WHAT NEEDS TO BE DONE: Filter these entries, keeping only lines that hold the word "heading".

(Dataset records)
----
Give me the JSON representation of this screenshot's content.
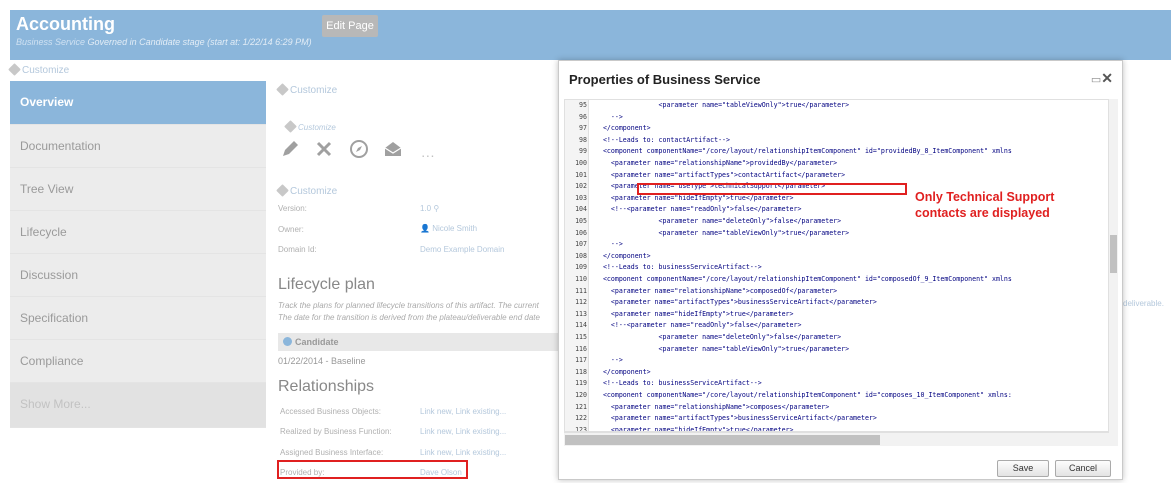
{
  "header": {
    "title": "Accounting",
    "subtitle_type": "Business Service",
    "subtitle_status": "Governed in Candidate stage (start at: 1/22/14 6:29 PM)",
    "edit_button": "Edit Page"
  },
  "customize_label": "Customize",
  "sidebar": {
    "items": [
      {
        "label": "Overview"
      },
      {
        "label": "Documentation"
      },
      {
        "label": "Tree View"
      },
      {
        "label": "Lifecycle"
      },
      {
        "label": "Discussion"
      },
      {
        "label": "Specification"
      },
      {
        "label": "Compliance"
      },
      {
        "label": "Show More..."
      }
    ]
  },
  "details": {
    "version_label": "Version:",
    "version_value": "1.0",
    "owner_label": "Owner:",
    "owner_value": "Nicole Smith",
    "domain_label": "Domain Id:",
    "domain_value": "Demo Example Domain"
  },
  "lifecycle_plan": {
    "heading": "Lifecycle plan",
    "desc_line1": "Track the plans for planned lifecycle transitions of this artifact. The current",
    "desc_line2": "The date for the transition is derived from the plateau/deliverable end date",
    "stage": "Candidate",
    "baseline": "01/22/2014 - Baseline"
  },
  "relationships": {
    "heading": "Relationships",
    "rows": [
      {
        "label": "Accessed Business Objects:",
        "value": "Link new, Link existing..."
      },
      {
        "label": "Realized by Business Function:",
        "value": "Link new, Link existing..."
      },
      {
        "label": "Assigned Business Interface:",
        "value": "Link new, Link existing..."
      },
      {
        "label": "Provided by:",
        "value": "Dave Olson"
      }
    ]
  },
  "right_link": "deliverable.",
  "dialog": {
    "title": "Properties of Business Service",
    "annotation": "Only Technical Support contacts are displayed",
    "save": "Save",
    "cancel": "Cancel",
    "code_lines": [
      {
        "n": "95",
        "t": "                <parameter name=\"tableViewOnly\">true</parameter>"
      },
      {
        "n": "96",
        "t": "    -->"
      },
      {
        "n": "97",
        "t": "  </component>"
      },
      {
        "n": "98",
        "t": "  <!--Leads to: contactArtifact-->"
      },
      {
        "n": "99",
        "t": "  <component componentName=\"/core/layout/relationshipItemComponent\" id=\"providedBy_8_ItemComponent\" xmlns"
      },
      {
        "n": "100",
        "t": "    <parameter name=\"relationshipName\">providedBy</parameter>"
      },
      {
        "n": "101",
        "t": "    <parameter name=\"artifactTypes\">contactArtifact</parameter>"
      },
      {
        "n": "102",
        "t": "    <parameter name=\"useType\">technicalSupport</parameter>"
      },
      {
        "n": "103",
        "t": "    <parameter name=\"hideIfEmpty\">true</parameter>"
      },
      {
        "n": "104",
        "t": "    <!--<parameter name=\"readOnly\">false</parameter>"
      },
      {
        "n": "105",
        "t": "                <parameter name=\"deleteOnly\">false</parameter>"
      },
      {
        "n": "106",
        "t": "                <parameter name=\"tableViewOnly\">true</parameter>"
      },
      {
        "n": "107",
        "t": "    -->"
      },
      {
        "n": "108",
        "t": "  </component>"
      },
      {
        "n": "109",
        "t": "  <!--Leads to: businessServiceArtifact-->"
      },
      {
        "n": "110",
        "t": "  <component componentName=\"/core/layout/relationshipItemComponent\" id=\"composedOf_9_ItemComponent\" xmlns"
      },
      {
        "n": "111",
        "t": "    <parameter name=\"relationshipName\">composedOf</parameter>"
      },
      {
        "n": "112",
        "t": "    <parameter name=\"artifactTypes\">businessServiceArtifact</parameter>"
      },
      {
        "n": "113",
        "t": "    <parameter name=\"hideIfEmpty\">true</parameter>"
      },
      {
        "n": "114",
        "t": "    <!--<parameter name=\"readOnly\">false</parameter>"
      },
      {
        "n": "115",
        "t": "                <parameter name=\"deleteOnly\">false</parameter>"
      },
      {
        "n": "116",
        "t": "                <parameter name=\"tableViewOnly\">true</parameter>"
      },
      {
        "n": "117",
        "t": "    -->"
      },
      {
        "n": "118",
        "t": "  </component>"
      },
      {
        "n": "119",
        "t": "  <!--Leads to: businessServiceArtifact-->"
      },
      {
        "n": "120",
        "t": "  <component componentName=\"/core/layout/relationshipItemComponent\" id=\"composes_10_ItemComponent\" xmlns:"
      },
      {
        "n": "121",
        "t": "    <parameter name=\"relationshipName\">composes</parameter>"
      },
      {
        "n": "122",
        "t": "    <parameter name=\"artifactTypes\">businessServiceArtifact</parameter>"
      },
      {
        "n": "123",
        "t": "    <parameter name=\"hideIfEmpty\">true</parameter>"
      }
    ]
  },
  "icons": {
    "edit": "pencil-icon",
    "delete": "x-icon",
    "compass": "compass-icon",
    "mail": "envelope-icon",
    "more": "ellipsis-icon",
    "maximize": "maximize-icon",
    "close": "close-icon"
  },
  "colors": {
    "accent": "#8bb6db",
    "annotation": "#e02020",
    "link": "#b4c8dc"
  }
}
----
COMPLETE OUTPUT:
    "heading": "Lifecycle plan",
    "heading": "Relationships",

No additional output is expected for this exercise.